─── Records for this task

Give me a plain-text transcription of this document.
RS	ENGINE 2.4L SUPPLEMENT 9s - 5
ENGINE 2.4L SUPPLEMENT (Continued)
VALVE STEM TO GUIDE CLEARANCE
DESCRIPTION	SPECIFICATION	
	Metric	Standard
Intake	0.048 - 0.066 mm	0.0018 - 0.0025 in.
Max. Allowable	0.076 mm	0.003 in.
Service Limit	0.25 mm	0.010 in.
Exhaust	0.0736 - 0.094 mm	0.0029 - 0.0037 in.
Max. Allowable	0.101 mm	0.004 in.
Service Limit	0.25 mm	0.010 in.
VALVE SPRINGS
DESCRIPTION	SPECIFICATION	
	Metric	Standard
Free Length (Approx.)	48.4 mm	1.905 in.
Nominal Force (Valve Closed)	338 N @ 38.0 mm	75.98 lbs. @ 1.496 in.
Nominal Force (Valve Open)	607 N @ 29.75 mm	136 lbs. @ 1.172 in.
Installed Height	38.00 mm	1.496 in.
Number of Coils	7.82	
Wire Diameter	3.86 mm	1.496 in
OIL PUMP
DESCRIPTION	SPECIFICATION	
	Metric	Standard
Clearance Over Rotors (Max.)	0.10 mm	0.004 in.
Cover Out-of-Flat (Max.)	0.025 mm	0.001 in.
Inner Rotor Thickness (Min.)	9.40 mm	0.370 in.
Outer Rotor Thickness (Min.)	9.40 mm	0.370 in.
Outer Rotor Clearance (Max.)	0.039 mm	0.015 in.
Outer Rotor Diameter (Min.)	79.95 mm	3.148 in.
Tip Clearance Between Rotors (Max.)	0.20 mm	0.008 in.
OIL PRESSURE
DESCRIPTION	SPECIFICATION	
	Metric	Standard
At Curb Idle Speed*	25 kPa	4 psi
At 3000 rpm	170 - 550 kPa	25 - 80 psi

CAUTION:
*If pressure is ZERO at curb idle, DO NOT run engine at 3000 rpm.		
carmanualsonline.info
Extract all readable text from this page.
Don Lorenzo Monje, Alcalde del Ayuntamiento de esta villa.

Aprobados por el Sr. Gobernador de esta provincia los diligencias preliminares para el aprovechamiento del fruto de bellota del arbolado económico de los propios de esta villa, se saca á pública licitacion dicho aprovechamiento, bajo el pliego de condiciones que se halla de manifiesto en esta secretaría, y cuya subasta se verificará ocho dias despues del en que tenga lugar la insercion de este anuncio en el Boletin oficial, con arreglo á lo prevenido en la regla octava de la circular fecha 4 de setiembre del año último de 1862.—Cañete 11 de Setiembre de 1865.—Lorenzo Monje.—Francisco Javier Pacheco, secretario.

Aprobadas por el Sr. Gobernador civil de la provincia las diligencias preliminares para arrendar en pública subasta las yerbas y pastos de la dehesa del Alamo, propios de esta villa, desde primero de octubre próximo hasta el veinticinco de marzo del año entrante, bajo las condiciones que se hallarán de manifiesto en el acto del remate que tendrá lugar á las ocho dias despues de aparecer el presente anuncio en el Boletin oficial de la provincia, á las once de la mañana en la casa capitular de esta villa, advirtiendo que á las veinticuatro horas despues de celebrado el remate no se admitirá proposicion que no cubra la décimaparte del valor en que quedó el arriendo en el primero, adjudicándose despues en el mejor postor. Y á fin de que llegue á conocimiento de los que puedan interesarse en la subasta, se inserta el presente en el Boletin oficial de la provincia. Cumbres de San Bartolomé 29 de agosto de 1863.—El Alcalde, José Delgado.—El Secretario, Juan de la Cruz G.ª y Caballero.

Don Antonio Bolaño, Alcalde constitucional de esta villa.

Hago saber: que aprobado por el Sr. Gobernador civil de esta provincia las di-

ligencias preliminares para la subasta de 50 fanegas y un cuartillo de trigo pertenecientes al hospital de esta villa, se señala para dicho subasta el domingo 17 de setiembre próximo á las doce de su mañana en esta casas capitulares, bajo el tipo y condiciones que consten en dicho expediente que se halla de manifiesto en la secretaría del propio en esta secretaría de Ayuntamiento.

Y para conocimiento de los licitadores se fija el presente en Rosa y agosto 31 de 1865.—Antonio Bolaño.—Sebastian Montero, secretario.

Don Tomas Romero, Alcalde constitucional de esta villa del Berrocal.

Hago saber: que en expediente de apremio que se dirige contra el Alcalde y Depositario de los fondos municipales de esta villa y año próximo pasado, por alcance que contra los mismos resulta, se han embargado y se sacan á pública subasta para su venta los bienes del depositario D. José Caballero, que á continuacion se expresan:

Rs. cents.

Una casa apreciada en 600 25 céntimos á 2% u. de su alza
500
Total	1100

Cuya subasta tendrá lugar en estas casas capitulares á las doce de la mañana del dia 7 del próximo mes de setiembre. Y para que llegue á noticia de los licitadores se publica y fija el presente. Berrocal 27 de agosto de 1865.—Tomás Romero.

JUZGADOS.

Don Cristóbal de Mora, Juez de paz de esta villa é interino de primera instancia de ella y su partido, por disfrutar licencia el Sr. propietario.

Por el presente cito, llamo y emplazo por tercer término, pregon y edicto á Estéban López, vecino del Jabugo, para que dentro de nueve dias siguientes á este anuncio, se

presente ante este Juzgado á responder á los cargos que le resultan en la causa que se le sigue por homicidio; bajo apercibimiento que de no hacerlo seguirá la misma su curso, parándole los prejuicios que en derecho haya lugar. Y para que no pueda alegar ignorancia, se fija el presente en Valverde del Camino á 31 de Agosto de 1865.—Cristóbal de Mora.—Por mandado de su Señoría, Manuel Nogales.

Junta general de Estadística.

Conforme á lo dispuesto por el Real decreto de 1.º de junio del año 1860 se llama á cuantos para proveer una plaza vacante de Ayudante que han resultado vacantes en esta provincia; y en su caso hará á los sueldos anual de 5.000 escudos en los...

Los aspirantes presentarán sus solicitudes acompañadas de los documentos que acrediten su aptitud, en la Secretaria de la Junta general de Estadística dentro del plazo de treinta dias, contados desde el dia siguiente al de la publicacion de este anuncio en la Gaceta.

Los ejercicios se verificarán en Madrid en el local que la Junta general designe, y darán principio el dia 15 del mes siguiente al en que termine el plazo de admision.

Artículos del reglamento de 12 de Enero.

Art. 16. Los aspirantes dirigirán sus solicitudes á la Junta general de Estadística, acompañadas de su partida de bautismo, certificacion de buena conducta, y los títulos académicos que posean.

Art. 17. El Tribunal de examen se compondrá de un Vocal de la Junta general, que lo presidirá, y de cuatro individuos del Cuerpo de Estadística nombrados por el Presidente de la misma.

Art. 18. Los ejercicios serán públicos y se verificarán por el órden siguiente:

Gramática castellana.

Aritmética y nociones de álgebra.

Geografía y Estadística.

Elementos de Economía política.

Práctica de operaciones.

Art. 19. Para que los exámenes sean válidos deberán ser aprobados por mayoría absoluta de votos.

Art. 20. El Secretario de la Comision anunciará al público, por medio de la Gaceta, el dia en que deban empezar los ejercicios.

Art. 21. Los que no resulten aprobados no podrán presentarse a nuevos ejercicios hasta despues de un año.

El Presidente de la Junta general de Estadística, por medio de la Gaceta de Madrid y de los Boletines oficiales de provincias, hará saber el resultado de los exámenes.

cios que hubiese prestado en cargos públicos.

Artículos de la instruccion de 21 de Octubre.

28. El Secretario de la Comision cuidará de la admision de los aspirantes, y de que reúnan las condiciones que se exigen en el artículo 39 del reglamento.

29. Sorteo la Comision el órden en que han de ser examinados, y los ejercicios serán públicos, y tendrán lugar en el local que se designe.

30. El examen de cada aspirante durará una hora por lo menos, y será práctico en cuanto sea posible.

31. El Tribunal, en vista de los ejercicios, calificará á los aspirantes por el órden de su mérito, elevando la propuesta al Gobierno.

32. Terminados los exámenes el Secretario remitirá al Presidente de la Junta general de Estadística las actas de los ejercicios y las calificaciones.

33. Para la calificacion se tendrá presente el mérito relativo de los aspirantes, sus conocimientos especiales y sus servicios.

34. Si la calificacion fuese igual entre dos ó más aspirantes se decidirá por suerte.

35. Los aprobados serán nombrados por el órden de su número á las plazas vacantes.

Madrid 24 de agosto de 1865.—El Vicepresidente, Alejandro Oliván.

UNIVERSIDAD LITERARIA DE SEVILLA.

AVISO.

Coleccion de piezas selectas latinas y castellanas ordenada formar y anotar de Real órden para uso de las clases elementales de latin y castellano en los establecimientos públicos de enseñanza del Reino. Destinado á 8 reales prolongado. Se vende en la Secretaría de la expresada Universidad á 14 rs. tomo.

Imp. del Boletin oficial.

──────

What is required: Find every line with the word "despues" and state how many there are, with no other words.

Output for this exercise: 3